Task description | Leaving out every picture, quote the data below exactly as it appears.
## Start Supplied material
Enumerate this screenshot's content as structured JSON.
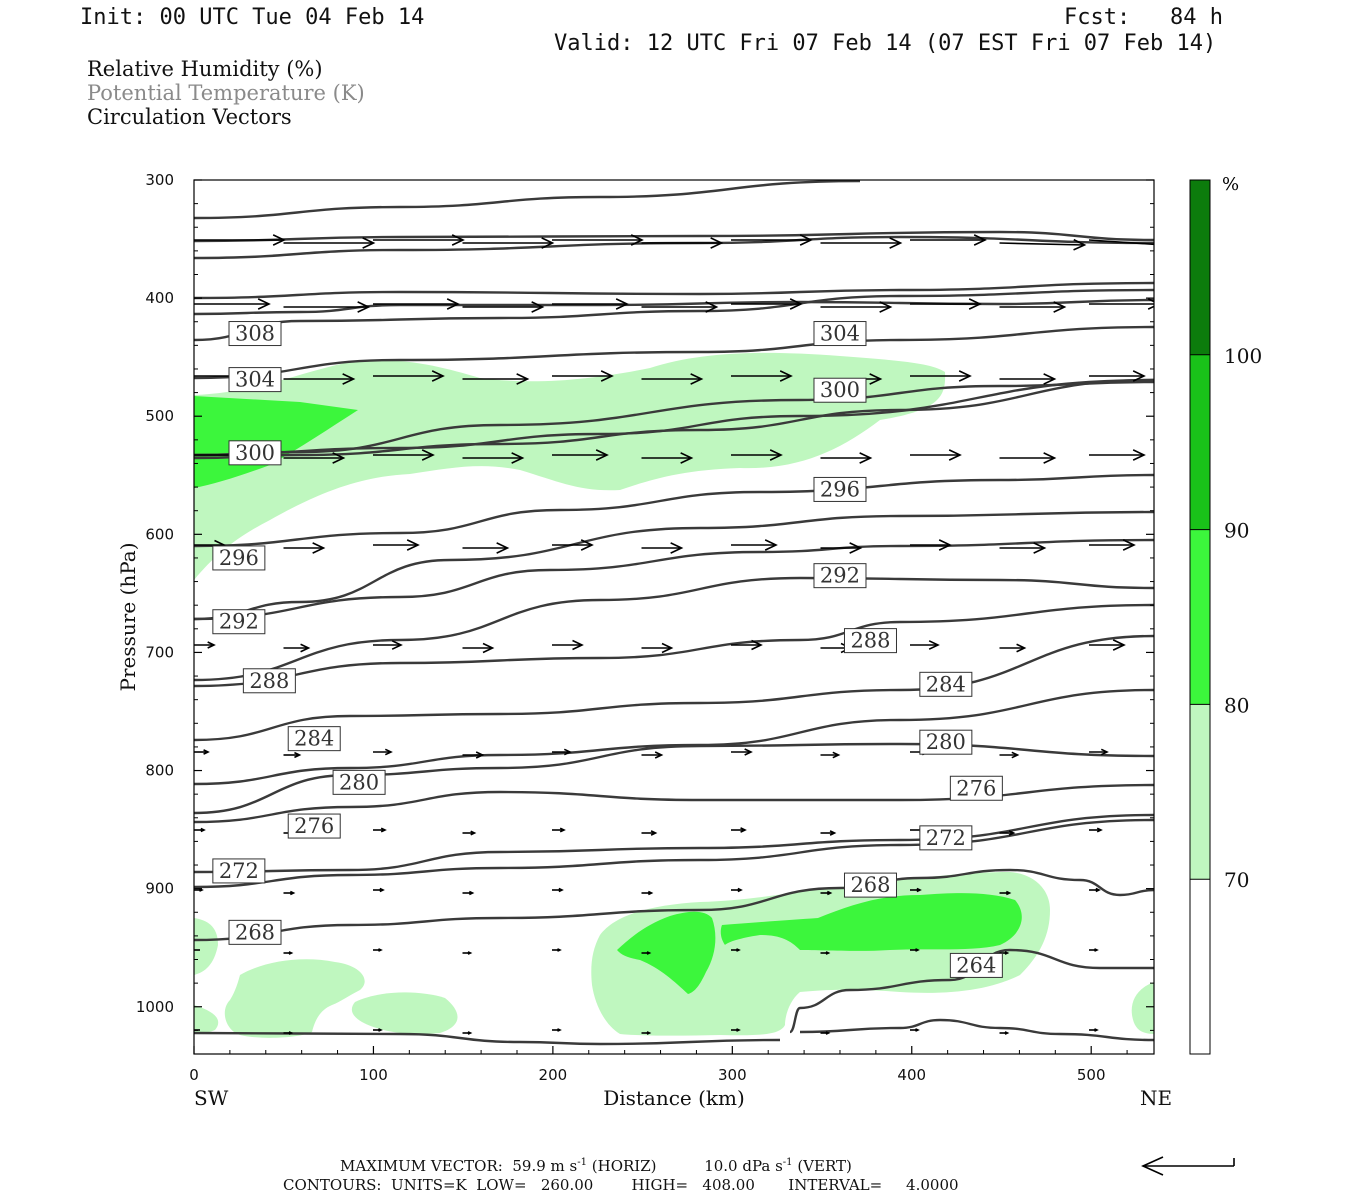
{
  "header": {
    "init": "Init: 00 UTC Tue 04 Feb 14",
    "fcst": "Fcst:   84 h",
    "valid": "Valid: 12 UTC Fri 07 Feb 14 (07 EST Fri 07 Feb 14)"
  },
  "legend": {
    "rh": "Relative Humidity (%)",
    "theta": "Potential Temperature (K)",
    "vectors": "Circulation Vectors"
  },
  "footer": {
    "max_vector": "MAXIMUM VECTOR:  59.9 m s",
    "max_vector_tail": "(HORIZ)",
    "vert": "10.0 dPa s",
    "vert_tail": "(VERT)",
    "sup": "-1",
    "contours": "CONTOURS:  UNITS=K  LOW=   260.00        HIGH=   408.00       INTERVAL=     4.0000"
  },
  "colors": {
    "rh70": "#bff7bf",
    "rh80": "#3cf63c",
    "rh90": "#19c219",
    "rh100": "#0c7c0c",
    "contour": "#3a3a3a"
  },
  "chart_data": {
    "type": "cross-section",
    "xlabel": "Distance (km)",
    "ylabel": "Pressure (hPa)",
    "xlim": [
      0,
      535
    ],
    "ylim": [
      1040,
      300
    ],
    "x_ticks": [
      0,
      100,
      200,
      300,
      400,
      500
    ],
    "y_ticks": [
      300,
      400,
      500,
      600,
      700,
      800,
      900,
      1000
    ],
    "x_end_labels": {
      "left": "SW",
      "right": "NE"
    },
    "colorbar": {
      "unit": "%",
      "levels": [
        70,
        80,
        90,
        100
      ],
      "colors": [
        "#ffffff",
        "#bff7bf",
        "#3cf63c",
        "#19c219",
        "#0c7c0c"
      ]
    },
    "contour_labels": [
      {
        "value": "308",
        "x": 34,
        "p": 430
      },
      {
        "value": "304",
        "x": 34,
        "p": 469
      },
      {
        "value": "300",
        "x": 34,
        "p": 531
      },
      {
        "value": "296",
        "x": 25,
        "p": 620
      },
      {
        "value": "292",
        "x": 25,
        "p": 674
      },
      {
        "value": "288",
        "x": 42,
        "p": 724
      },
      {
        "value": "284",
        "x": 67,
        "p": 773
      },
      {
        "value": "280",
        "x": 92,
        "p": 810
      },
      {
        "value": "276",
        "x": 67,
        "p": 847
      },
      {
        "value": "272",
        "x": 25,
        "p": 885
      },
      {
        "value": "268",
        "x": 34,
        "p": 937
      },
      {
        "value": "304",
        "x": 360,
        "p": 430
      },
      {
        "value": "300",
        "x": 360,
        "p": 478
      },
      {
        "value": "296",
        "x": 360,
        "p": 562
      },
      {
        "value": "292",
        "x": 360,
        "p": 635
      },
      {
        "value": "288",
        "x": 377,
        "p": 690
      },
      {
        "value": "284",
        "x": 419,
        "p": 727
      },
      {
        "value": "280",
        "x": 419,
        "p": 776
      },
      {
        "value": "276",
        "x": 436,
        "p": 815
      },
      {
        "value": "272",
        "x": 419,
        "p": 857
      },
      {
        "value": "268",
        "x": 377,
        "p": 897
      },
      {
        "value": "264",
        "x": 436,
        "p": 965
      }
    ]
  }
}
## End Supplied material
Output for this exercise |
Enumerate this screenshot's content as structured JSON.
{
  "header": {
    "init": "Init: 00 UTC Tue 04 Feb 14",
    "fcst": "Fcst:   84 h",
    "valid": "Valid: 12 UTC Fri 07 Feb 14 (07 EST Fri 07 Feb 14)"
  },
  "legend": {
    "rh": "Relative Humidity (%)",
    "theta": "Potential Temperature (K)",
    "vectors": "Circulation Vectors"
  },
  "footer": {
    "max_vector": "MAXIMUM VECTOR:  59.9 m s",
    "max_vector_tail": "(HORIZ)",
    "vert": "10.0 dPa s",
    "vert_tail": "(VERT)",
    "sup": "-1",
    "contours": "CONTOURS:  UNITS=K  LOW=   260.00        HIGH=   408.00       INTERVAL=     4.0000"
  },
  "colors": {
    "rh70": "#bff7bf",
    "rh80": "#3cf63c",
    "rh90": "#19c219",
    "rh100": "#0c7c0c",
    "contour": "#3a3a3a"
  },
  "chart_data": {
    "type": "cross-section",
    "xlabel": "Distance (km)",
    "ylabel": "Pressure (hPa)",
    "xlim": [
      0,
      535
    ],
    "ylim": [
      1040,
      300
    ],
    "x_ticks": [
      0,
      100,
      200,
      300,
      400,
      500
    ],
    "y_ticks": [
      300,
      400,
      500,
      600,
      700,
      800,
      900,
      1000
    ],
    "x_end_labels": {
      "left": "SW",
      "right": "NE"
    },
    "colorbar": {
      "unit": "%",
      "levels": [
        70,
        80,
        90,
        100
      ],
      "colors": [
        "#ffffff",
        "#bff7bf",
        "#3cf63c",
        "#19c219",
        "#0c7c0c"
      ]
    },
    "contour_labels": [
      {
        "value": "308",
        "x": 34,
        "p": 430
      },
      {
        "value": "304",
        "x": 34,
        "p": 469
      },
      {
        "value": "300",
        "x": 34,
        "p": 531
      },
      {
        "value": "296",
        "x": 25,
        "p": 620
      },
      {
        "value": "292",
        "x": 25,
        "p": 674
      },
      {
        "value": "288",
        "x": 42,
        "p": 724
      },
      {
        "value": "284",
        "x": 67,
        "p": 773
      },
      {
        "value": "280",
        "x": 92,
        "p": 810
      },
      {
        "value": "276",
        "x": 67,
        "p": 847
      },
      {
        "value": "272",
        "x": 25,
        "p": 885
      },
      {
        "value": "268",
        "x": 34,
        "p": 937
      },
      {
        "value": "304",
        "x": 360,
        "p": 430
      },
      {
        "value": "300",
        "x": 360,
        "p": 478
      },
      {
        "value": "296",
        "x": 360,
        "p": 562
      },
      {
        "value": "292",
        "x": 360,
        "p": 635
      },
      {
        "value": "288",
        "x": 377,
        "p": 690
      },
      {
        "value": "284",
        "x": 419,
        "p": 727
      },
      {
        "value": "280",
        "x": 419,
        "p": 776
      },
      {
        "value": "276",
        "x": 436,
        "p": 815
      },
      {
        "value": "272",
        "x": 419,
        "p": 857
      },
      {
        "value": "268",
        "x": 377,
        "p": 897
      },
      {
        "value": "264",
        "x": 436,
        "p": 965
      }
    ]
  }
}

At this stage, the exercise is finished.